→ GIVEN EXERCISE:
Tell how many lines have the string "малоизученной" in them, and write nothing besides the number.

→ DATA ROWS:
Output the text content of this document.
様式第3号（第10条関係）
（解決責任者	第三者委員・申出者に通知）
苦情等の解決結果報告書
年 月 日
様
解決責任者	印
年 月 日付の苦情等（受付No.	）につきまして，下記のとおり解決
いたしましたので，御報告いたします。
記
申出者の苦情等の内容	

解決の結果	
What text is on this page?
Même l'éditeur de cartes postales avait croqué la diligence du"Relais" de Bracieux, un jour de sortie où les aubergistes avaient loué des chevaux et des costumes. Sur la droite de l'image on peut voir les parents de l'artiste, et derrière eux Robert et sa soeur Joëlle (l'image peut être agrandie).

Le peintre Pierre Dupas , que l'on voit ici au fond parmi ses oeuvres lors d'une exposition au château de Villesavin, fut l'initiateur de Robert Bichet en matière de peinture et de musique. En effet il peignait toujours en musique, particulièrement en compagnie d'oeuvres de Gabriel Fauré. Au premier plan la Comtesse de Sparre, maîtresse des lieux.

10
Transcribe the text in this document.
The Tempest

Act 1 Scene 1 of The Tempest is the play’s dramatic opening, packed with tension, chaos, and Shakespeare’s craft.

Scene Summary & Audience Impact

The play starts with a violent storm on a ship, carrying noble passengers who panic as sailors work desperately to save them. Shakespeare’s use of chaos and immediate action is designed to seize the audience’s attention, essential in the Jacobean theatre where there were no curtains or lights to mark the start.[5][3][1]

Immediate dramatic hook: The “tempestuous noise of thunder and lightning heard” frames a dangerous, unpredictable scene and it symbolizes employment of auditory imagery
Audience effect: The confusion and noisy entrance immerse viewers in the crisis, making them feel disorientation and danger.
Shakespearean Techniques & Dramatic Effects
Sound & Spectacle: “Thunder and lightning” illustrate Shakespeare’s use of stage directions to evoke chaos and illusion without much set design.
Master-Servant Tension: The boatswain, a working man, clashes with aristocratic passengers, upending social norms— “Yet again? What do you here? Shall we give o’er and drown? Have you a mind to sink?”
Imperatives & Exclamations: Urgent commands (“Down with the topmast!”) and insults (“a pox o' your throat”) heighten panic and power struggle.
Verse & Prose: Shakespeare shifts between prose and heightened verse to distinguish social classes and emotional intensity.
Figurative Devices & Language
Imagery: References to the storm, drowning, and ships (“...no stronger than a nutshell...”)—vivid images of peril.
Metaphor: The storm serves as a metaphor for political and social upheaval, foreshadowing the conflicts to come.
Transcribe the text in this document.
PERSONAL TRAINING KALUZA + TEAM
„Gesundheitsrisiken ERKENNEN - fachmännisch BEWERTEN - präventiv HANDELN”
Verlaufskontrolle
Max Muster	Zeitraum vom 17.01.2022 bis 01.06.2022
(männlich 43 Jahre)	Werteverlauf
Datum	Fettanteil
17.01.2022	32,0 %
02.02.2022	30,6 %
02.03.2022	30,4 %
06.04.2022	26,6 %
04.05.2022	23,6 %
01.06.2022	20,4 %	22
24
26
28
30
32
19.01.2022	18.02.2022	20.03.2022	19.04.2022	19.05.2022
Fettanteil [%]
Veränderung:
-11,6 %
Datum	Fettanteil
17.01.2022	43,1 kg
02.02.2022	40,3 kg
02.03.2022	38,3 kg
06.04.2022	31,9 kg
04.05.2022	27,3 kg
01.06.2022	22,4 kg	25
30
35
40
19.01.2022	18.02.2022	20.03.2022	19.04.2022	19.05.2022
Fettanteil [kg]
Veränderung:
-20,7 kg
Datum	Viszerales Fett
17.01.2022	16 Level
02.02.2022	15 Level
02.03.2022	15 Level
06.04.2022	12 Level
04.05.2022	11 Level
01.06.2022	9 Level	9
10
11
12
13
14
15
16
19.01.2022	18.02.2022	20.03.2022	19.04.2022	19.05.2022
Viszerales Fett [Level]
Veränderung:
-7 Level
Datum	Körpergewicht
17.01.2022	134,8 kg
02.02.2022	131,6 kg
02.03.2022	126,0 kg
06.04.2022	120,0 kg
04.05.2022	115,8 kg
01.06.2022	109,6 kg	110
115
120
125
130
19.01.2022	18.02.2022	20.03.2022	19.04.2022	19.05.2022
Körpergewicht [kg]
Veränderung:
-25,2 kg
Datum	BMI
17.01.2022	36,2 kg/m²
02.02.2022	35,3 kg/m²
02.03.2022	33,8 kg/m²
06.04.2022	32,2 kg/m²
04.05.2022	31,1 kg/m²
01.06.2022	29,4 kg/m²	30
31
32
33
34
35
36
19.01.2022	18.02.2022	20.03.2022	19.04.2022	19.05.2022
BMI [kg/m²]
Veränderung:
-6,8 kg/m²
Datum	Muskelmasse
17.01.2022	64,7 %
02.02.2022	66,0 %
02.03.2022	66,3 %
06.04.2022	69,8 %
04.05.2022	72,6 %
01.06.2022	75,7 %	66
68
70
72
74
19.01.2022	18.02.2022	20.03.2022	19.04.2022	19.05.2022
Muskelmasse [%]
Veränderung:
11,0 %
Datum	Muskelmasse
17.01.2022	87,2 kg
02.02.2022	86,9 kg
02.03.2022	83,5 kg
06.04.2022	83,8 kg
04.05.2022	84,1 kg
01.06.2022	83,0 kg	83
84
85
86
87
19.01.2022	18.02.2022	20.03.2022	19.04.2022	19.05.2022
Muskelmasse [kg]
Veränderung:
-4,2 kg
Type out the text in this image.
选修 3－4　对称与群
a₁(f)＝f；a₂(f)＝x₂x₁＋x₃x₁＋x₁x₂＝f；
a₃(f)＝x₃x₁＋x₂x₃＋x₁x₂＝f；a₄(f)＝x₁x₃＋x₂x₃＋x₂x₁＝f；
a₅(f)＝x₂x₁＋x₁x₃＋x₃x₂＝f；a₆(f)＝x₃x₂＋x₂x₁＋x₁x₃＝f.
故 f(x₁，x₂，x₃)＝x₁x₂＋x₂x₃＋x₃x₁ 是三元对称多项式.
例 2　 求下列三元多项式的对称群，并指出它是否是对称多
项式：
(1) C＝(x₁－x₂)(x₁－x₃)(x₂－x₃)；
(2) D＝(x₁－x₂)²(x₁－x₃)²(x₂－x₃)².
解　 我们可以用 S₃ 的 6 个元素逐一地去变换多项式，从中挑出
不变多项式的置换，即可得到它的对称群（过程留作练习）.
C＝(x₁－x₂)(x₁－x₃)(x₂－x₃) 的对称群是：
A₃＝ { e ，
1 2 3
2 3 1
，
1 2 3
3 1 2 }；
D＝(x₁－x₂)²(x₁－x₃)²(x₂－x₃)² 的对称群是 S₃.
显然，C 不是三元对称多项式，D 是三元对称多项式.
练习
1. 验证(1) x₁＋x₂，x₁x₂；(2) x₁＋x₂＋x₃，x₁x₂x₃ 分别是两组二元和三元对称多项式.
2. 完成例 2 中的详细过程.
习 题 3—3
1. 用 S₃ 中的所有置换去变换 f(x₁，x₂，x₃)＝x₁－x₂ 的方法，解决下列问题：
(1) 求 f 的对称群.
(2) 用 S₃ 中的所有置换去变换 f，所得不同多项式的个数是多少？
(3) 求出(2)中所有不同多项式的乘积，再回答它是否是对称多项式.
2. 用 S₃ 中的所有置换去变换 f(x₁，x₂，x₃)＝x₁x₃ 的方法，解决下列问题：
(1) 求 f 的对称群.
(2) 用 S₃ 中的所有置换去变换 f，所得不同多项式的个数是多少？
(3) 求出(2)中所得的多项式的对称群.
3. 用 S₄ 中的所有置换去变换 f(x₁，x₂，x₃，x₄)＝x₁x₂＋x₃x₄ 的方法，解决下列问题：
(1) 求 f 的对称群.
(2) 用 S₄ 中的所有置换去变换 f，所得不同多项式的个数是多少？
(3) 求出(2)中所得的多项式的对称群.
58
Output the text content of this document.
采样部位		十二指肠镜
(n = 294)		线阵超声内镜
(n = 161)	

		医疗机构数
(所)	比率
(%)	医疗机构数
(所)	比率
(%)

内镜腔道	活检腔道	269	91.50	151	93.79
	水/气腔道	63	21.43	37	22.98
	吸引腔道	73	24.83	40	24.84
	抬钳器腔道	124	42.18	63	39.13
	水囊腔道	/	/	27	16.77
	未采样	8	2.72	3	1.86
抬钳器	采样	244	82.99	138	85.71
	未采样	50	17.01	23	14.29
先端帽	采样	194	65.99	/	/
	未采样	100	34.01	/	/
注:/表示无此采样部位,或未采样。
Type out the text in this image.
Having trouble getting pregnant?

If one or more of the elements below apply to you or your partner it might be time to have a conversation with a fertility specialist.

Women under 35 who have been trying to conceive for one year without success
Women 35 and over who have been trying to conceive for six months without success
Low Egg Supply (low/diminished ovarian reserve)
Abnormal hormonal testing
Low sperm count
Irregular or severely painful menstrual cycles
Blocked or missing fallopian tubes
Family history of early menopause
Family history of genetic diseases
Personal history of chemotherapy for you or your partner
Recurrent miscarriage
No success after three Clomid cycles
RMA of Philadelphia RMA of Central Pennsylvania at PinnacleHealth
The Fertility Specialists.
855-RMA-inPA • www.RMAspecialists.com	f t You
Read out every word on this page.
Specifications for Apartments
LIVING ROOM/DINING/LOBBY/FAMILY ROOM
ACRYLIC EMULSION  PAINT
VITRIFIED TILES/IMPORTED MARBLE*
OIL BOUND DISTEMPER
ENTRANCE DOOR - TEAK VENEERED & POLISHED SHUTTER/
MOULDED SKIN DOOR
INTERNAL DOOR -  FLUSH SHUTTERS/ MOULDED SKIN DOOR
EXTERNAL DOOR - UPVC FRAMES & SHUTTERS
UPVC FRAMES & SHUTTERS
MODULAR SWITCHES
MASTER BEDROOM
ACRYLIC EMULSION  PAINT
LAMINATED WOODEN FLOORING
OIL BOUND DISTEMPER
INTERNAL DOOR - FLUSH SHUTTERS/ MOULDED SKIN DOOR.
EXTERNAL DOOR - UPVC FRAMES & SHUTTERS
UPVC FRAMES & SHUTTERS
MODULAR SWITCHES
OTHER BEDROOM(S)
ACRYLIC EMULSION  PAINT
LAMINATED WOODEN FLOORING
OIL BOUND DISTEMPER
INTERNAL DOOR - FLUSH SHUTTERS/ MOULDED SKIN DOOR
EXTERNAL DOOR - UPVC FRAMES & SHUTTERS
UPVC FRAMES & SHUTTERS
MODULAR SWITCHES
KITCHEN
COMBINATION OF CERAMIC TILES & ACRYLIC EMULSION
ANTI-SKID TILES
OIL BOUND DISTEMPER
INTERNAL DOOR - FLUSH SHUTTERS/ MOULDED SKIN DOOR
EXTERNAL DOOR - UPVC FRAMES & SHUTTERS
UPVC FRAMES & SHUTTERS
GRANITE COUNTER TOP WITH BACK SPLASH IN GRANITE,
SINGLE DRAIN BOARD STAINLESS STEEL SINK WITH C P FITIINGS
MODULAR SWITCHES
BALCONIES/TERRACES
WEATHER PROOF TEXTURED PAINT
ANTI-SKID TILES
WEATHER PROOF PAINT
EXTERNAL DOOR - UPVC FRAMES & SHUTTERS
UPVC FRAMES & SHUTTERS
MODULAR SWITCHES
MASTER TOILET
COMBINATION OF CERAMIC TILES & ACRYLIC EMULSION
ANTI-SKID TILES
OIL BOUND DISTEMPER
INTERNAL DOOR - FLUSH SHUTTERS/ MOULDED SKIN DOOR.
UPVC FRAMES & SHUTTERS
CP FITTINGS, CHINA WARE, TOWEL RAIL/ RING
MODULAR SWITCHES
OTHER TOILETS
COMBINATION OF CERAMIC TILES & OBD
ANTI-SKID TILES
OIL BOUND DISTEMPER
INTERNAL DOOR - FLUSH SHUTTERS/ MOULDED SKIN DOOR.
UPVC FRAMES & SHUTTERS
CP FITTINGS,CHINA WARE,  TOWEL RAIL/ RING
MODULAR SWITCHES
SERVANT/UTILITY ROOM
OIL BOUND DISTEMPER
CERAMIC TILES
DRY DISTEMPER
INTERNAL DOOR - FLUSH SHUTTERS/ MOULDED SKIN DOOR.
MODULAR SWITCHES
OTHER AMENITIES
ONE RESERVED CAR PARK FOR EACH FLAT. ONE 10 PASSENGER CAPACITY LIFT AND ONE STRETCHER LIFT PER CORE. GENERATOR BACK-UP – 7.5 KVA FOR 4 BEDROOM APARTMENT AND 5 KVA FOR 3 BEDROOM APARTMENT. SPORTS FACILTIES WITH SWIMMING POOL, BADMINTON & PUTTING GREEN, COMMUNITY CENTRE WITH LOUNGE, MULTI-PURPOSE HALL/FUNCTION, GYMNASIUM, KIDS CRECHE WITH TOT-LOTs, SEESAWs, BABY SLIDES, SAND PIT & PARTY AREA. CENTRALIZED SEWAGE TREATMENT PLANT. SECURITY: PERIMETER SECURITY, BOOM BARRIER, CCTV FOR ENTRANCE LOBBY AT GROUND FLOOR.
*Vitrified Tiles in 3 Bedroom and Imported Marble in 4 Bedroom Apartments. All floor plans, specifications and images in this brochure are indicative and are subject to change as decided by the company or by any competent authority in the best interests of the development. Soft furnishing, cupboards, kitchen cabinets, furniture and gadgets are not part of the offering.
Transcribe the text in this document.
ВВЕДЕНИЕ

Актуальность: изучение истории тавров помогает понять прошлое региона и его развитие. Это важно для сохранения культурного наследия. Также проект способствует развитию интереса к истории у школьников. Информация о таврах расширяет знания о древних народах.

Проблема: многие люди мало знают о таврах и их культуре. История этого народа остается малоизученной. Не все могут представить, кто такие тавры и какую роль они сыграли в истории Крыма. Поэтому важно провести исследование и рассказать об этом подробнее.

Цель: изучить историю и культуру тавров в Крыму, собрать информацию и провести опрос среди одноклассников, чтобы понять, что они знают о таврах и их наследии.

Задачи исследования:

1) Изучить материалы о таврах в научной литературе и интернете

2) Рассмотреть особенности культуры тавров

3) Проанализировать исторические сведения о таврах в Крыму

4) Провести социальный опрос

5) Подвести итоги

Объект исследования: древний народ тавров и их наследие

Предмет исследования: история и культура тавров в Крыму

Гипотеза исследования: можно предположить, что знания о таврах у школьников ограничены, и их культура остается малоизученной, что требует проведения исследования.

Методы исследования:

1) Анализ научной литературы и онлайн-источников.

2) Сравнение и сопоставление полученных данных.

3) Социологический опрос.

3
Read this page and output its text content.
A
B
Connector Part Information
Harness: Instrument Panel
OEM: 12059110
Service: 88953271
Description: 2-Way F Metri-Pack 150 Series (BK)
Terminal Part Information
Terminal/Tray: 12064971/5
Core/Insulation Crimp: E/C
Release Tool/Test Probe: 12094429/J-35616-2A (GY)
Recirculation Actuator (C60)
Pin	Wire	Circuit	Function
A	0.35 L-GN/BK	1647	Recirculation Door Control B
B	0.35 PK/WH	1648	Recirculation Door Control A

→ COMPLETE RESPONSE:
2